• [Goal] The listing beneath should be written out in full, exactly as shown.

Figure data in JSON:
****************

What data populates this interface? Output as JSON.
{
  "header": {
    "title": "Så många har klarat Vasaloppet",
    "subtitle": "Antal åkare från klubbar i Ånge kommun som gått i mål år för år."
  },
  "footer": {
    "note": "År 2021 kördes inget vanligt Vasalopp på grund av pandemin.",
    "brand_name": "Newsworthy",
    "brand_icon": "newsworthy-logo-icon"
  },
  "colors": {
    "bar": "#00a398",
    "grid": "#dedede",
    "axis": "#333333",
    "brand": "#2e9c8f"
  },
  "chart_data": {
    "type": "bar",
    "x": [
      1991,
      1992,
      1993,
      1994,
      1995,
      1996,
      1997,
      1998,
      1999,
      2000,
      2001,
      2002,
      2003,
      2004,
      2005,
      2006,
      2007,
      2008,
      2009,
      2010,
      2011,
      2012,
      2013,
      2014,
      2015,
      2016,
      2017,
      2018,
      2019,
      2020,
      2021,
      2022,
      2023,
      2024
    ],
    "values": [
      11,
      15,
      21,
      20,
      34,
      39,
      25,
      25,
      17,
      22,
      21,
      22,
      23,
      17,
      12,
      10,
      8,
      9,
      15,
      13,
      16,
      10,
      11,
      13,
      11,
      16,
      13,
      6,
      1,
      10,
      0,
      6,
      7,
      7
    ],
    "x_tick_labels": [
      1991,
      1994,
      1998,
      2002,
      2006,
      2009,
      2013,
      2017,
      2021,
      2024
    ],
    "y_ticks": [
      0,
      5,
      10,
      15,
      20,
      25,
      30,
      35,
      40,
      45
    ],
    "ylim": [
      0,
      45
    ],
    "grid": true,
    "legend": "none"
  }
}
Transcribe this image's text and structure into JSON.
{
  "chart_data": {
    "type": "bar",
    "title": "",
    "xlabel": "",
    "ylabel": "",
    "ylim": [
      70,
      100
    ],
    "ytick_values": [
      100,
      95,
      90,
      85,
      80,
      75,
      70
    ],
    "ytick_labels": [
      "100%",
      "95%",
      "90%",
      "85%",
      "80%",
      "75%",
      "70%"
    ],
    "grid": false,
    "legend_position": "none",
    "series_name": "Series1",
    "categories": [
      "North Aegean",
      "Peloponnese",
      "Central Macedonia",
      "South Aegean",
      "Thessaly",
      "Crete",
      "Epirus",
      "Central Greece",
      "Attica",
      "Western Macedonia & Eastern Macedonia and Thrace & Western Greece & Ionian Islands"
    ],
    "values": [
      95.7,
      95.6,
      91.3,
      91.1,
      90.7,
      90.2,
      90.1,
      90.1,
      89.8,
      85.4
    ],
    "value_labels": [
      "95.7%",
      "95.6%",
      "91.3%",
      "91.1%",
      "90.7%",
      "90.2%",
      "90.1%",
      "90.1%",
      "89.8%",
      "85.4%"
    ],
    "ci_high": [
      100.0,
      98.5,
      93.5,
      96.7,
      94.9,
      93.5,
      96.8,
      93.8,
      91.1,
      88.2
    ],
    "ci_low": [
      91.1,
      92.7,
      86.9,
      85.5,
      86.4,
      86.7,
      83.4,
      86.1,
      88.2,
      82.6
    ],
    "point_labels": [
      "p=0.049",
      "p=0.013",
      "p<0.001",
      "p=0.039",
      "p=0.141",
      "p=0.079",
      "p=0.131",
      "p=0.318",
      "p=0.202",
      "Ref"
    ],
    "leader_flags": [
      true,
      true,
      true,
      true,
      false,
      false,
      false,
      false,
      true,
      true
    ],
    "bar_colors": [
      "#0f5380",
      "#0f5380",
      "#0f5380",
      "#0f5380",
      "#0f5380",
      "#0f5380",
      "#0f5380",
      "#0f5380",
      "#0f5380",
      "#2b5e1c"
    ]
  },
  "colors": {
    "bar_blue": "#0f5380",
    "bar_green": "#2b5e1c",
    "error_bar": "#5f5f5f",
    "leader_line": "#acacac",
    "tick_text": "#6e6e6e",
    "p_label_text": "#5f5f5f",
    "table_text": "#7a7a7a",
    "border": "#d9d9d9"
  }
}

****************

• [Solution below]
What data populates this interface? Output as JSON.
{
  "header": {
    "title": "Så många har klarat Vasaloppet",
    "subtitle": "Antal åkare från klubbar i Ånge kommun som gått i mål år för år."
  },
  "footer": {
    "note": "År 2021 kördes inget vanligt Vasalopp på grund av pandemin.",
    "brand_name": "Newsworthy",
    "brand_icon": "newsworthy-logo-icon"
  },
  "colors": {
    "bar": "#00a398",
    "grid": "#dedede",
    "axis": "#333333",
    "brand": "#2e9c8f"
  },
  "chart_data": {
    "type": "bar",
    "x": [
      1991,
      1992,
      1993,
      1994,
      1995,
      1996,
      1997,
      1998,
      1999,
      2000,
      2001,
      2002,
      2003,
      2004,
      2005,
      2006,
      2007,
      2008,
      2009,
      2010,
      2011,
      2012,
      2013,
      2014,
      2015,
      2016,
      2017,
      2018,
      2019,
      2020,
      2021,
      2022,
      2023,
      2024
    ],
    "values": [
      11,
      15,
      21,
      20,
      34,
      39,
      25,
      25,
      17,
      22,
      21,
      22,
      23,
      17,
      12,
      10,
      8,
      9,
      15,
      13,
      16,
      10,
      11,
      13,
      11,
      16,
      13,
      6,
      1,
      10,
      0,
      6,
      7,
      7
    ],
    "x_tick_labels": [
      1991,
      1994,
      1998,
      2002,
      2006,
      2009,
      2013,
      2017,
      2021,
      2024
    ],
    "y_ticks": [
      0,
      5,
      10,
      15,
      20,
      25,
      30,
      35,
      40,
      45
    ],
    "ylim": [
      0,
      45
    ],
    "grid": true,
    "legend": "none"
  }
}
Transcribe this image's text and structure into JSON.
{
  "chart_data": {
    "type": "bar",
    "title": "",
    "xlabel": "",
    "ylabel": "",
    "ylim": [
      70,
      100
    ],
    "ytick_values": [
      100,
      95,
      90,
      85,
      80,
      75,
      70
    ],
    "ytick_labels": [
      "100%",
      "95%",
      "90%",
      "85%",
      "80%",
      "75%",
      "70%"
    ],
    "grid": false,
    "legend_position": "none",
    "series_name": "Series1",
    "categories": [
      "North Aegean",
      "Peloponnese",
      "Central Macedonia",
      "South Aegean",
      "Thessaly",
      "Crete",
      "Epirus",
      "Central Greece",
      "Attica",
      "Western Macedonia & Eastern Macedonia and Thrace & Western Greece & Ionian Islands"
    ],
    "values": [
      95.7,
      95.6,
      91.3,
      91.1,
      90.7,
      90.2,
      90.1,
      90.1,
      89.8,
      85.4
    ],
    "value_labels": [
      "95.7%",
      "95.6%",
      "91.3%",
      "91.1%",
      "90.7%",
      "90.2%",
      "90.1%",
      "90.1%",
      "89.8%",
      "85.4%"
    ],
    "ci_high": [
      100.0,
      98.5,
      93.5,
      96.7,
      94.9,
      93.5,
      96.8,
      93.8,
      91.1,
      88.2
    ],
    "ci_low": [
      91.1,
      92.7,
      86.9,
      85.5,
      86.4,
      86.7,
      83.4,
      86.1,
      88.2,
      82.6
    ],
    "point_labels": [
      "p=0.049",
      "p=0.013",
      "p<0.001",
      "p=0.039",
      "p=0.141",
      "p=0.079",
      "p=0.131",
      "p=0.318",
      "p=0.202",
      "Ref"
    ],
    "leader_flags": [
      true,
      true,
      true,
      true,
      false,
      false,
      false,
      false,
      true,
      true
    ],
    "bar_colors": [
      "#0f5380",
      "#0f5380",
      "#0f5380",
      "#0f5380",
      "#0f5380",
      "#0f5380",
      "#0f5380",
      "#0f5380",
      "#0f5380",
      "#2b5e1c"
    ]
  },
  "colors": {
    "bar_blue": "#0f5380",
    "bar_green": "#2b5e1c",
    "error_bar": "#5f5f5f",
    "leader_line": "#acacac",
    "tick_text": "#6e6e6e",
    "p_label_text": "#5f5f5f",
    "table_text": "#7a7a7a",
    "border": "#d9d9d9"
  }
}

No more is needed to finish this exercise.